__TEXT__
The two tunes are similarly constructed: an asymmetrical melodic line played in an even, unvaried pulse serves as the spine of both songs. “Outside Now” is maybe G dorian, maybe Bb lydian, in 11/8, while “Easter Hay”, the only guitar solo on the record that Frank performed with the band in real time (all the others were from road tapes, with the studio band overdubbing) is E major in 9/4.
Zappa wasn’t particularly in my head last summer, but I had failure on my mind for sure. I’d just moved out of the apartment I’d shared with my wife, and at age 43, was now on the other side of a union I’d thought and hoped would persist.
It was time to get the last of my stuff out of her place, formerly our place. When I first left in the winter, I held on to a glimmer of hope that this was temporary, and leaving some things was my way, I guess, of expressing that hope. But no, this was it. Get the last stuff out, file the papers. It’s over.
She was great about it, and really, so was I— promptly responding to all texts and emails, helpful and courteous on the day-of. While we weren’t exactly friends, there was no enmity for her from me, and I felt none from her. This was awful for both of us, no need to make it worse by being unpleasant.

__QUESTIONS__
A) Copy the passage from "She was great" to "by being unpleasant.", switching "enmity" to "hostility".
B) Answer these questions using the passage:
(i) What time signature is "Easter Hay" in?
(ii) How old was the narrator when moving out of the shared apartment?
(iii) In what season did the narrator first leave?
The entries after this point are separate material and have no connection to the passage.

__DATA EXCERPTS__
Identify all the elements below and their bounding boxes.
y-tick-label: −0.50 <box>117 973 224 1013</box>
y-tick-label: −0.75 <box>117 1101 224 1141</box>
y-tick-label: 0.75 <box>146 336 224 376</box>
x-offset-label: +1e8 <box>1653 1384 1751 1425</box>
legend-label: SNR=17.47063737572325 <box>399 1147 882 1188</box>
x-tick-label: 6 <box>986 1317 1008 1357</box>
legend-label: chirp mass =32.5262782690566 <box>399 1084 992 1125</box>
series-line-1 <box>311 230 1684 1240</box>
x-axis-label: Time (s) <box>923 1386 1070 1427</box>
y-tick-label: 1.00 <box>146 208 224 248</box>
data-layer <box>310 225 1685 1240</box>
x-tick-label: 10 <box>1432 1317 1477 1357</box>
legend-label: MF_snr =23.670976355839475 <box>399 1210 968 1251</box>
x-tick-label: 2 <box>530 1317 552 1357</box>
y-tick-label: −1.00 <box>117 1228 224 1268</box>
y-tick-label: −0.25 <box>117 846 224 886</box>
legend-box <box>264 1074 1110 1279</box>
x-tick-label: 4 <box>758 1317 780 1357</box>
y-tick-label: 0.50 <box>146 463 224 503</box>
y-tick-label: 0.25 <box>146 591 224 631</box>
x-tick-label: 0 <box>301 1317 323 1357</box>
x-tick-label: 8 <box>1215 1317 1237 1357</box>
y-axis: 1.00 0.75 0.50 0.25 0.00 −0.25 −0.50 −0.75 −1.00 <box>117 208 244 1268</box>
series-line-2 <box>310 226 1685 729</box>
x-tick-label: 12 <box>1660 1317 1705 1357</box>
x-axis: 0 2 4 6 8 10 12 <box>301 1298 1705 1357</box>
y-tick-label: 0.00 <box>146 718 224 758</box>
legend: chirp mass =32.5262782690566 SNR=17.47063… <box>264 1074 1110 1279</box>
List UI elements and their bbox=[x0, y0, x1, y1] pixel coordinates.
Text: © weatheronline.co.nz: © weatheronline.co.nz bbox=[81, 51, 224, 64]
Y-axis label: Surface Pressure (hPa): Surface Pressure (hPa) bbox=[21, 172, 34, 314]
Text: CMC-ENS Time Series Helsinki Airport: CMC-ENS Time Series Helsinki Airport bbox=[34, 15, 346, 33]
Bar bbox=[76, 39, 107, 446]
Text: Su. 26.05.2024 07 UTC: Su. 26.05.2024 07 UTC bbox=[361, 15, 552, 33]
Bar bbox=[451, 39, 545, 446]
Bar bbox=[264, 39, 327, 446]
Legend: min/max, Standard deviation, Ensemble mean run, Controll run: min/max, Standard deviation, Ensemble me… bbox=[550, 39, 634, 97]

__PER-TASK OUTPUTS__
A)
She was great about it, and really, so was I— promptly responding to all texts and emails, helpful and courteous on the day-of. While we weren’t exactly friends, there was no hostility for her from me, and I felt none from her. This was awful for both of us, no need to make it worse by being unpleasant.

B)
(i) 9/4
(ii) 43
(iii) Winter